In 1882 Lueger's party, called the Democratic was joined by the Reform and by the German National organizations, the three uniting under the name Anti-Semitic party. In 1885 Lueger associated himself with Baron Vogelsang, the eminent social-political worker, whose influence and principles had great weight in the formation of the future Christian Socialists. The year 1885 witnessed, too, Lueger's election to the Reichsrat, where, although the only member of his party in the house, he quickly assumed a leading position. He made a memorable attack on the dual settlement between Austria and Hungary, and against what he bitterly called "Judeo-Magyarism" on the occasion of the Ausgleich between Austria and Hungary in 1886. A renewal of this attack in 1891 almost caused him to be hounded from the house. At his death there were few members of the Austrian Reichsrat who did not share his views. In 1890 Lueger had been elected to the Lower Austrian Landtag; here again he became the guiding spirit in the struggle against Liberalism and corruption. In municipal, state, and national politics he was now the leader of the Anti-Semitic and Anti-Liberal party, the back-bone of which was the union of Christians called variously the Christian Socialist Union and, in Vienna especially, the United Christians, This union developed later into the present (1910) dominant party in Austria, the Christian Socialists. In 1895 the United Christians were strong enough to elect Lueger burgomaster of Vienna, but his majority in the council was too small to be effective and he would not accept. His party returning after the September elections with an increased majority, Lueger was once more elected burgomaster, but Liberal influence prevented his confirmation by the emperor. The council stubbornly reelected him and was dissolved. In 1896 he was again chosen. Not, however, until the brilliant victory of his party, now definitely called the Christian Socialist party, in the Reichsrat elections in 1897, when he was for the fifth time chosen burgomaster, did the emperor confirm the choice.

§ **SOURCE EXCERPT**
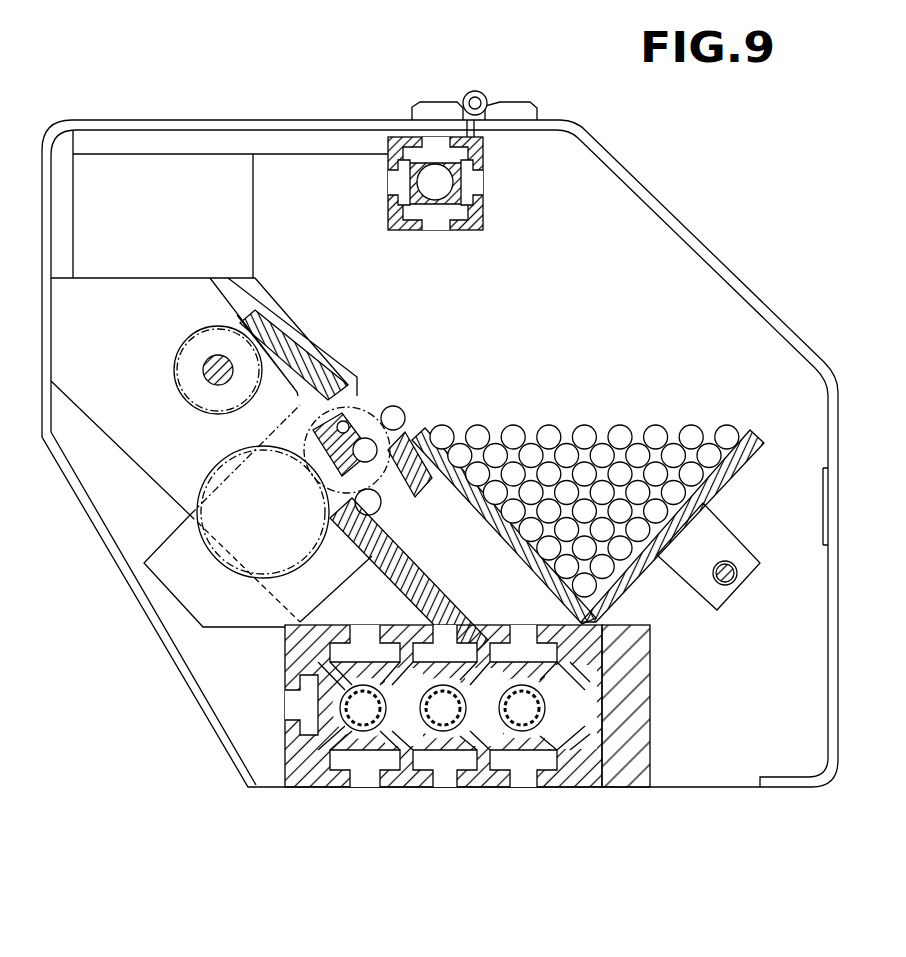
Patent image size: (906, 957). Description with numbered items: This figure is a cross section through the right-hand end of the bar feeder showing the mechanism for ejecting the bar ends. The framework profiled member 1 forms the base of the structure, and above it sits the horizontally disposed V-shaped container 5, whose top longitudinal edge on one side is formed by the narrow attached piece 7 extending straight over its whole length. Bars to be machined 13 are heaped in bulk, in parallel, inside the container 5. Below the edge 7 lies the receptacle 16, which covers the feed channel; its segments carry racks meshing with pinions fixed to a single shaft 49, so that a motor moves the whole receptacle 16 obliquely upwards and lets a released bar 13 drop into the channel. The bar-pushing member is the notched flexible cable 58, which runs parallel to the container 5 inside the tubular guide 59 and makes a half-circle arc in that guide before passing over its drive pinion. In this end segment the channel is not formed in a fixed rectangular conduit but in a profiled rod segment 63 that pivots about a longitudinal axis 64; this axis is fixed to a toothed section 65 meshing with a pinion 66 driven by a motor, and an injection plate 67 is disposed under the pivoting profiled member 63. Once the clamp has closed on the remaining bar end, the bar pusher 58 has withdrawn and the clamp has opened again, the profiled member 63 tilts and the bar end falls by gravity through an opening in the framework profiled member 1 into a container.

§ **WRITTEN EXERCISE 1**
Decide whether each statement below agrees with the passage on Lueger, answering yes or no and quoting the words from the passage that settle it: (a) Lueger was elected to the Reichsrat in 1885. (b) Lueger took the office of burgomaster when first elected in 1895. (c) The emperor confirmed Lueger after his fifth election as burgomaster.
§ **WRITTEN EXERCISE 2**
Using the passage on Lueger, answer each short question on its own line: (a) Which organizations joined Lueger's party in 1882? (b) In what year was Lueger elected to the Lower Austrian Landtag? (c) What happened to the council after it stubbornly reelected him?

§ **EXERCISE RESPONSE 1**
(a) Yes: "The year 1885 witnessed, too, Lueger's election to the Reichsrat"
(b) No: "his majority in the council was too small to be effective and he would not accept"
(c) Yes: "when he was for the fifth time chosen burgomaster, did the emperor confirm the choice"

§ **EXERCISE RESPONSE 2**
(a) The Reform and the German National organizations.
(b) 1890.
(c) It was dissolved.